### STATED EXERCISE
Pictures do not belong in the copy; transcribe everything else in the records exactly.

### MATERIAL FOR THIS EXERCISE

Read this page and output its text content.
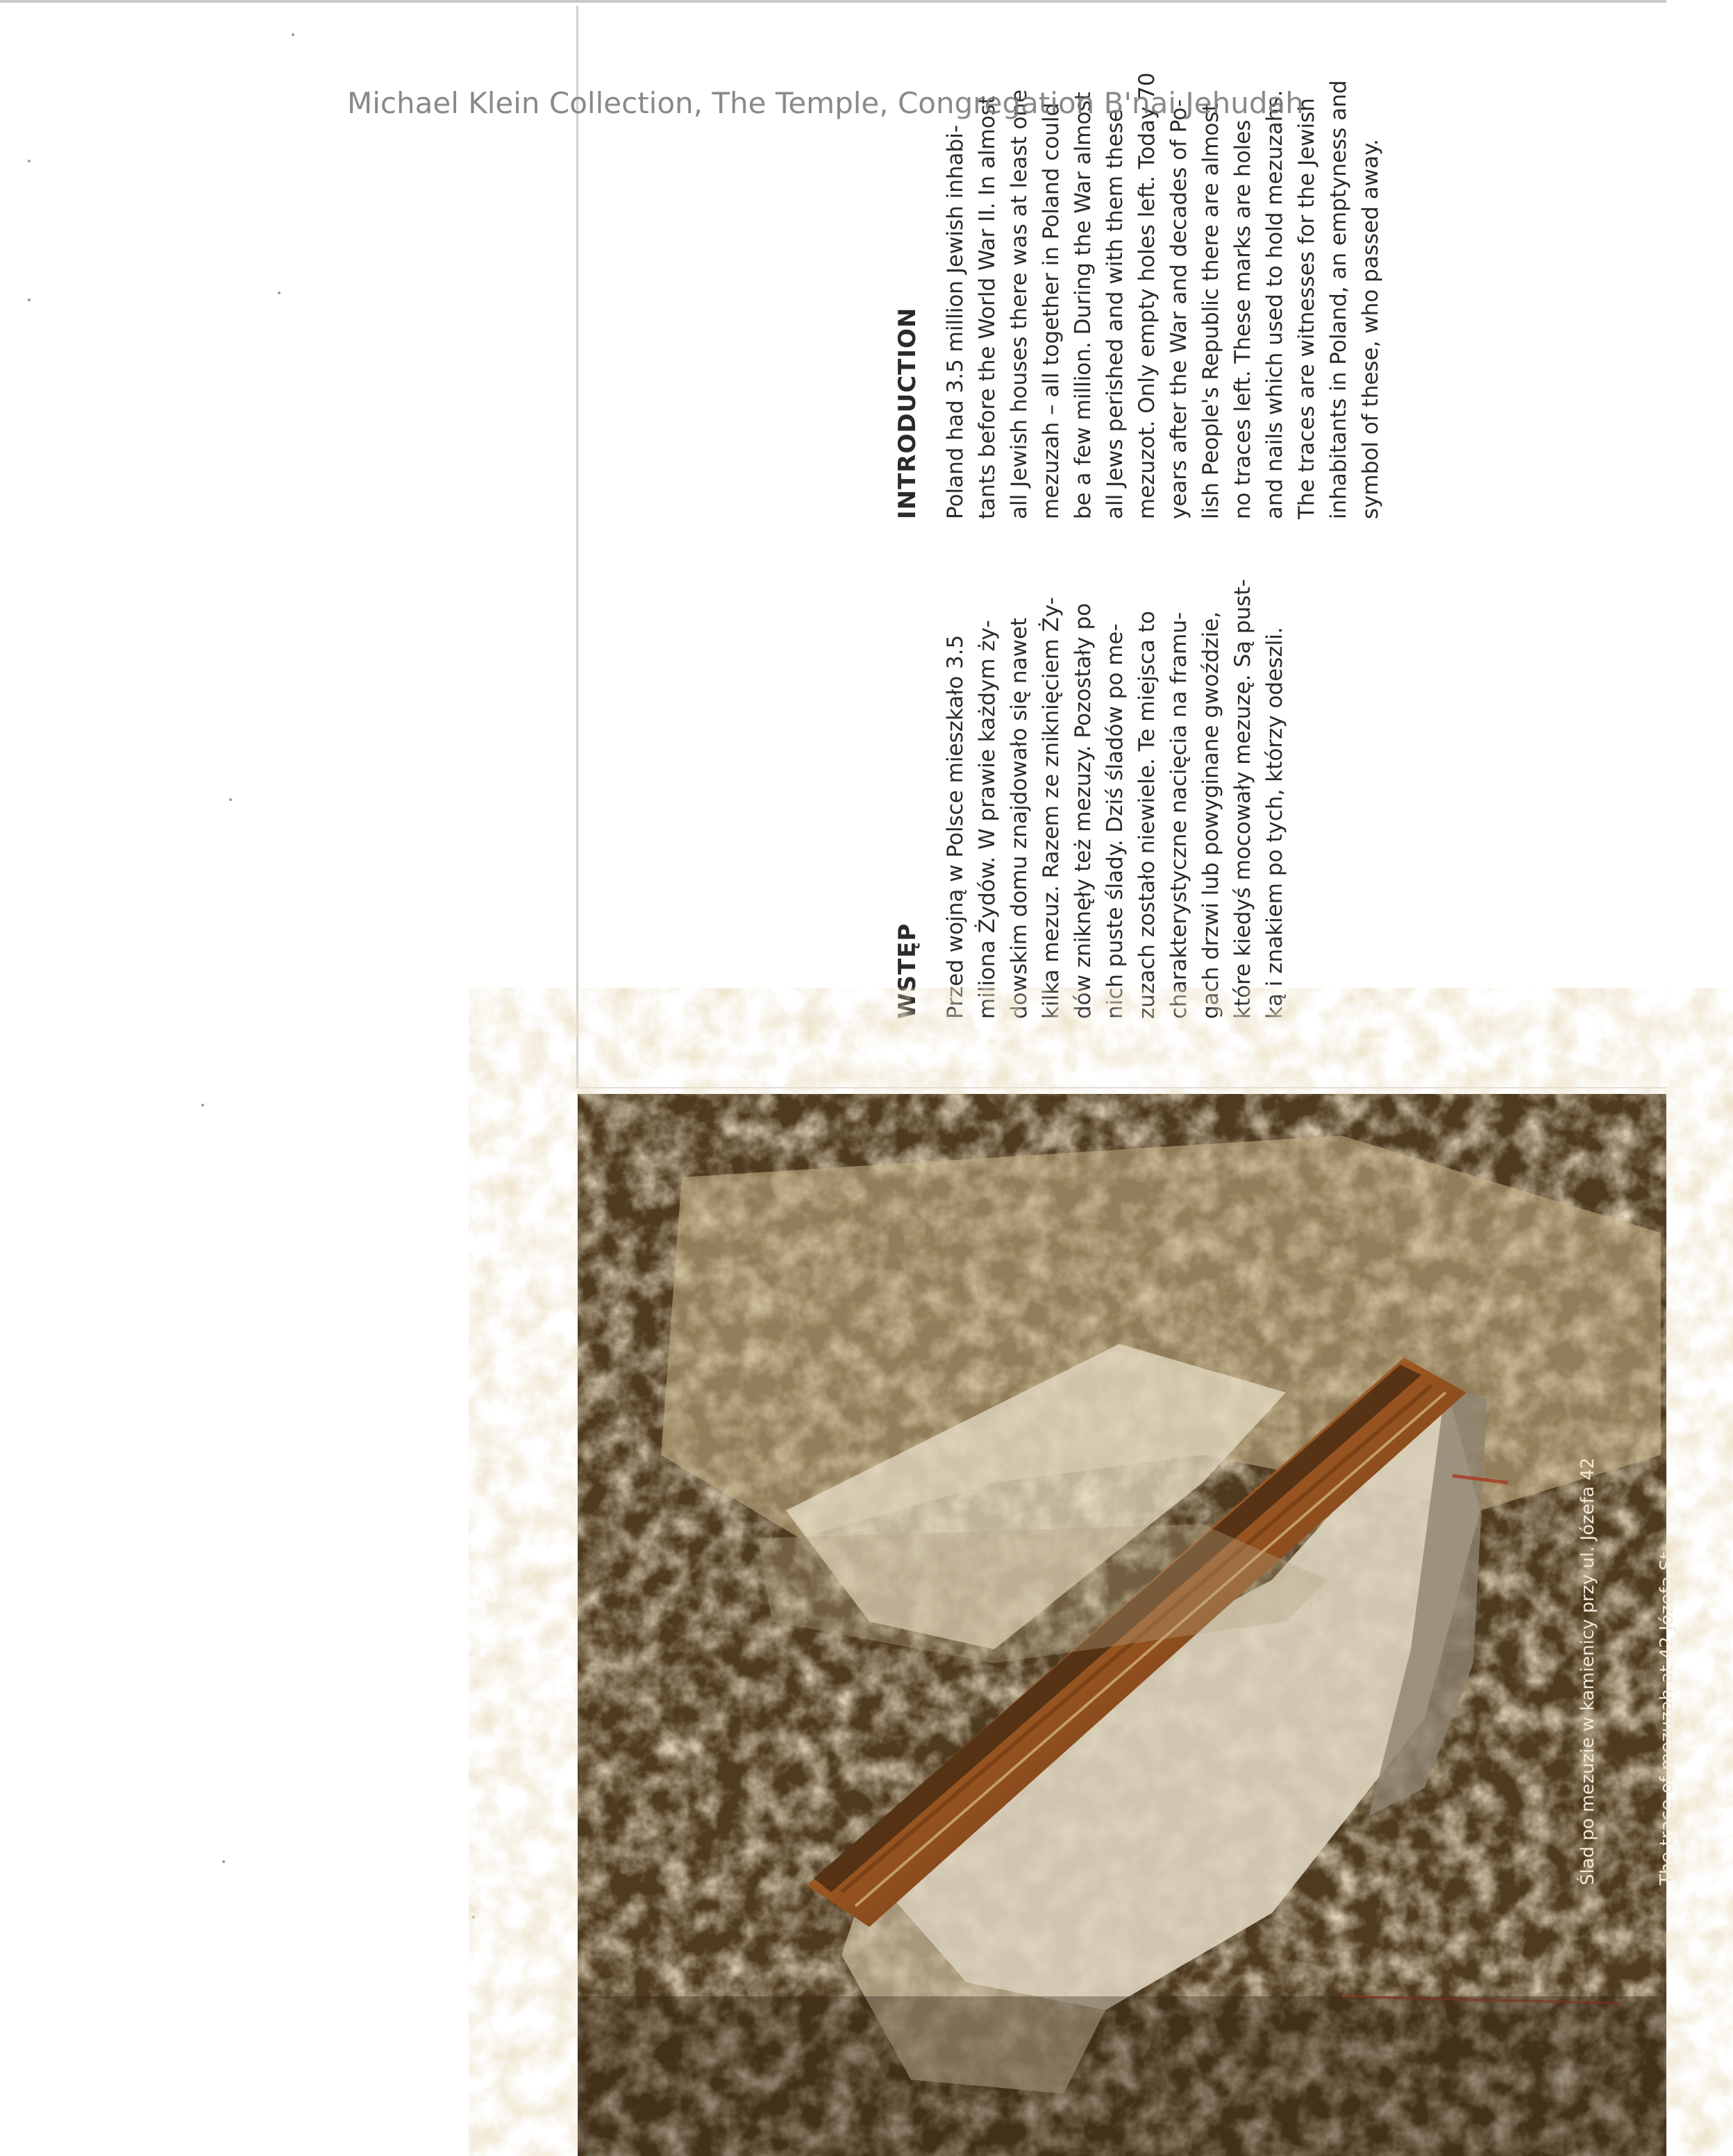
WSTĘP Przed wojną w Polsce mieszkało 3.5 miliona Żydów. W prawie każdym ży- dowskim domu znajdowało się nawet kilka mezuz. Razem ze zniknięciem Ży- dów zniknęły też mezuzy. Pozostały po nich puste ślady. Dziś śladów po me- zuzach zostało niewiele. Te miejsca to charakterystyczne nacięcia na framu- gach drzwi lub powyginane gwoździe, które kiedyś mocowały mezuzę. Są pust- ką i znakiem po tych, którzy odeszli.
INTRODUCTION Poland had 3.5 million Jewish inhabi- tants before the World War II. In almost all Jewish houses there was at least one mezuzah – all together in Poland could be a few million. During the War almost all Jews perished and with them these mezuzot. Only empty holes left. Today 70 years after the War and decades of Po- lish People's Republic there are almost no traces left. These marks are holes and nails which used to hold mezuzahs. The traces are witnesses for the Jewish inhabitants in Poland, an emptyness and symbol of these, who passed away.

Ślad po mezuzie w kamienicy przy ul. Józefa 42

	The trace of mezuzah at 42 Józefa St.

Michael Klein Collection, The Temple, Congregation B'nai Jehudah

### ANSWER IN FULL
Read this page and output its text content.
WSTĘP Przed wojną w Polsce mieszkało 3.5 miliona Żydów. W prawie każdym ży- dowskim domu znajdowało się nawet kilka mezuz. Razem ze zniknięciem Ży- dów zniknęły też mezuzy. Pozostały po nich puste ślady. Dziś śladów po me- zuzach zostało niewiele. Te miejsca to charakterystyczne nacięcia na framu- gach drzwi lub powyginane gwoździe, które kiedyś mocowały mezuzę. Są pust- ką i znakiem po tych, którzy odeszli.
INTRODUCTION Poland had 3.5 million Jewish inhabi- tants before the World War II. In almost all Jewish houses there was at least one mezuzah – all together in Poland could be a few million. During the War almost all Jews perished and with them these mezuzot. Only empty holes left. Today 70 years after the War and decades of Po- lish People's Republic there are almost no traces left. These marks are holes and nails which used to hold mezuzahs. The traces are witnesses for the Jewish inhabitants in Poland, an emptyness and symbol of these, who passed away.

Ślad po mezuzie w kamienicy przy ul. Józefa 42

	The trace of mezuzah at 42 Józefa St.

Michael Klein Collection, The Temple, Congregation B'nai Jehudah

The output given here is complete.